In this penultimate installment I apply the model of contingent-necessity to the history of life and to human history to show that the evolutionary process is more contingent than the proponents of necessity would have it, and more necessary than the proponents of contingency would have it. As is usually the case with complex, chaotic, historical systems, the search for one grand-unifying theory of everything inevitably flounders on the rocks of messy reality.

Michael Shermer

>From Chapter 10, "Glorious Contingency," of How We Believe: The
>Search For God in an Age of Science (www.howwebelieve.com),
>published by W. H. Freeman.

Glorious Contingency: A Little Twig Called Homo sapiens

The model of contingent-necessity and its corollaries is a formalization of Gould's dangerous idea. In an essay entitled "Fungal Forgery" (1993), Gould applied the model to a complex insect-flower system to show how it could have evolved, but in a very unpredictable manner in its early stages: "Fungal pseudoflowers are late necessities, and they give us no reason to suppose that the complex contingent prerequisite for this sensible story--the evolution of the insect-flower system--has any similar predictability." Before turning from this fascinating particular to broader generalities about contingency, Gould offered his usual caveat: "I do not, of course, deny that the history of life includes predictable events and recurrent patterns. I do, however, suspect that most predictable aspects of life lie at too 'high' a level of generality to validate what really stirs and troubles our souls--the hope that we might ratify as a necessary event the evolutionary origin of a little twig called Homo sapiens." But beyond such anthropomorphic concerns, Gould shows why necessities may not always dominate:

"As an interesting consequence of Shermer's model, we may ask why life as a whole doesn't finally settle down to globally predictable unrolling, whatever the massive contingency of initial stages. Shermer points, correctly I think, to the importance of infrequent and highly disturbing events (such as mass extinction for faunas or punctuated equilibria for lineages) in derailing the stasis or predictable unrolling of systems otherwise stabilized. The theoretical importance of rare, and sometimes cataclysmic, events --
as the preservers and reinvigorators of global contingency--may best be appreciated in the light of such historical models."

Gould then returns to his familiar metaphor of the tape, applying the model to the entire history of life:

"But if I could rerun the tape of life from the origin of unicellular organisms, what odds would you give me on the reevolution of this complex and contingent insect-flower system? Would we see anything like either insects or flowers in the rerun? Would terrestrial life originate at all? Would we get mobile creatures that we could call animals? Fine-scale predictability only arises when you are already 99 percent of the way toward a particular result -- and the establishment of this 99 percent lies firmly in the domain of unrepeatable contingency."

====

## WHAT IS ASKED
1. Duplicate the stretch of the contingency passage from "Michael Shermer" through "W. H. Freeman.".
2. In the contingency passage, what is the title of the essay in which Gould applied the model to a complex insect-flower system, and what year does it give?

(Lines excerpted from a collection)

====

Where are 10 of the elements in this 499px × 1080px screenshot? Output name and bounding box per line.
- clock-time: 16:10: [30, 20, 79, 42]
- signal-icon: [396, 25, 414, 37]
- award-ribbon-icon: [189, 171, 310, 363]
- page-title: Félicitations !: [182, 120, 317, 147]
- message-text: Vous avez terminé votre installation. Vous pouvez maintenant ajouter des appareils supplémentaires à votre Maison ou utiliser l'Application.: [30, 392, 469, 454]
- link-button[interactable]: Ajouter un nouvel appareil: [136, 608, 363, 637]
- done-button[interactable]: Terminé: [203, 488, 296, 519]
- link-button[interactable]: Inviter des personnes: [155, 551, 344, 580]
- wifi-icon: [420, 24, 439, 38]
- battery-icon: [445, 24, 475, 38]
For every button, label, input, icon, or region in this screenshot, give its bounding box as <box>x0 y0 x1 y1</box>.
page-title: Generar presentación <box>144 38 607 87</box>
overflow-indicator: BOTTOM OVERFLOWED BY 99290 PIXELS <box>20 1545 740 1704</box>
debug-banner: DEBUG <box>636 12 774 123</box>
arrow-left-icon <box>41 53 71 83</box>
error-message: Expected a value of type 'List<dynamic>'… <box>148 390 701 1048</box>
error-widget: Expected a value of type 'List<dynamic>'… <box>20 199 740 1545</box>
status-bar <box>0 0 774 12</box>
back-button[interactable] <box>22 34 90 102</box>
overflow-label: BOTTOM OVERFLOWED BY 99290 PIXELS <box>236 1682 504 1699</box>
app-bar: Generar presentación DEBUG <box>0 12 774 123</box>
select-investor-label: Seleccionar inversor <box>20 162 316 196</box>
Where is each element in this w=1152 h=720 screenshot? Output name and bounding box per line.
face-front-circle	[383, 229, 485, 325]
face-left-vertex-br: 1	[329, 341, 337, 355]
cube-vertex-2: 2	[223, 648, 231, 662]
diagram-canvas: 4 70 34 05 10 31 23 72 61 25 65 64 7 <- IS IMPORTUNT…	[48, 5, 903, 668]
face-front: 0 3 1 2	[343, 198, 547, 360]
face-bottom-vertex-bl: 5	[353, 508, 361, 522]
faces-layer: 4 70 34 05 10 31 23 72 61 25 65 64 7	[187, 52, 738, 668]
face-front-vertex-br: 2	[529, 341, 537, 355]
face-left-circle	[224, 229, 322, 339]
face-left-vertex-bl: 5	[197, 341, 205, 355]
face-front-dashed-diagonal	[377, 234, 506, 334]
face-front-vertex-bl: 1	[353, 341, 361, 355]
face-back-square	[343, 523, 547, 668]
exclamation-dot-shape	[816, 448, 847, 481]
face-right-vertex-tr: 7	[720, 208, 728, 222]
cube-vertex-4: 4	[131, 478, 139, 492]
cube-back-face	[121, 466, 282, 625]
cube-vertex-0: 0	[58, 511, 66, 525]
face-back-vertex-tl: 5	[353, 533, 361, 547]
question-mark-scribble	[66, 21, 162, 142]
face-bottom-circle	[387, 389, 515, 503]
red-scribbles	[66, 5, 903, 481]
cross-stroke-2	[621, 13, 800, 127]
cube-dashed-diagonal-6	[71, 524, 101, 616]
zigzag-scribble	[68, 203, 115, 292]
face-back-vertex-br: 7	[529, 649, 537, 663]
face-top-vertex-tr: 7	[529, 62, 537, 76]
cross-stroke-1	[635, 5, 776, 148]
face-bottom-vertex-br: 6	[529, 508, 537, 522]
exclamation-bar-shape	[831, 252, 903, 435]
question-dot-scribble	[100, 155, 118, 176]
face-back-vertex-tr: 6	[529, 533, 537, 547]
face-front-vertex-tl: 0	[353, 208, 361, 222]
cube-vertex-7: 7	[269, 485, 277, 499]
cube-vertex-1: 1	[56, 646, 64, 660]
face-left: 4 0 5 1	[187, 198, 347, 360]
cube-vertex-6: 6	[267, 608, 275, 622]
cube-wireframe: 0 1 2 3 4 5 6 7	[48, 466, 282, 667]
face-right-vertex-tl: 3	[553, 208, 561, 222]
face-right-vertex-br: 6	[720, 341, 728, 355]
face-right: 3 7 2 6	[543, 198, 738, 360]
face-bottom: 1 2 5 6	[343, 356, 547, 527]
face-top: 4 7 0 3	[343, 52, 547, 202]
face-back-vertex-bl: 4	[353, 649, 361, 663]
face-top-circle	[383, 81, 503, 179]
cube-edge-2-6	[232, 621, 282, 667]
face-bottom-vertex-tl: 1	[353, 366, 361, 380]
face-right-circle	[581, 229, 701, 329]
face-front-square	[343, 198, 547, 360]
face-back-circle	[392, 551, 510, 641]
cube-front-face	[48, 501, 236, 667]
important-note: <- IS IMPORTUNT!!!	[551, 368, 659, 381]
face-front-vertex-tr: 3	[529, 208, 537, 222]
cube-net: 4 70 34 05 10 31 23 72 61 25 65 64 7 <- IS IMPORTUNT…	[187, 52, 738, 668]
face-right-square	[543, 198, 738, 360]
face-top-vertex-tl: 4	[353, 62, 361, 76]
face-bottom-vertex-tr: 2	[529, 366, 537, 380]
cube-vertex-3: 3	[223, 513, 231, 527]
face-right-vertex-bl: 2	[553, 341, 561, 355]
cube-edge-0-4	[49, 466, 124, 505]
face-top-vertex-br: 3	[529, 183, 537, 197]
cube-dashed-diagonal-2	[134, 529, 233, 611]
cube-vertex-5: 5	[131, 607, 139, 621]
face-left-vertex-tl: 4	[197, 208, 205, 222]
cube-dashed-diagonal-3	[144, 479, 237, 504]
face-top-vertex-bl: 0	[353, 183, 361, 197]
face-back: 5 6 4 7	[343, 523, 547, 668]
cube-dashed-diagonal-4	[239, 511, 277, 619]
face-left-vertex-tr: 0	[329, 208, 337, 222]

====

## RESPONSES IN ORDER
1.
Michael Shermer

>From Chapter 10, "Glorious Contingency," of How We Believe: The
>Search For God in an Age of Science (www.howwebelieve.com),
>published by W. H. Freeman.

2. "Fungal Forgery," from 1993.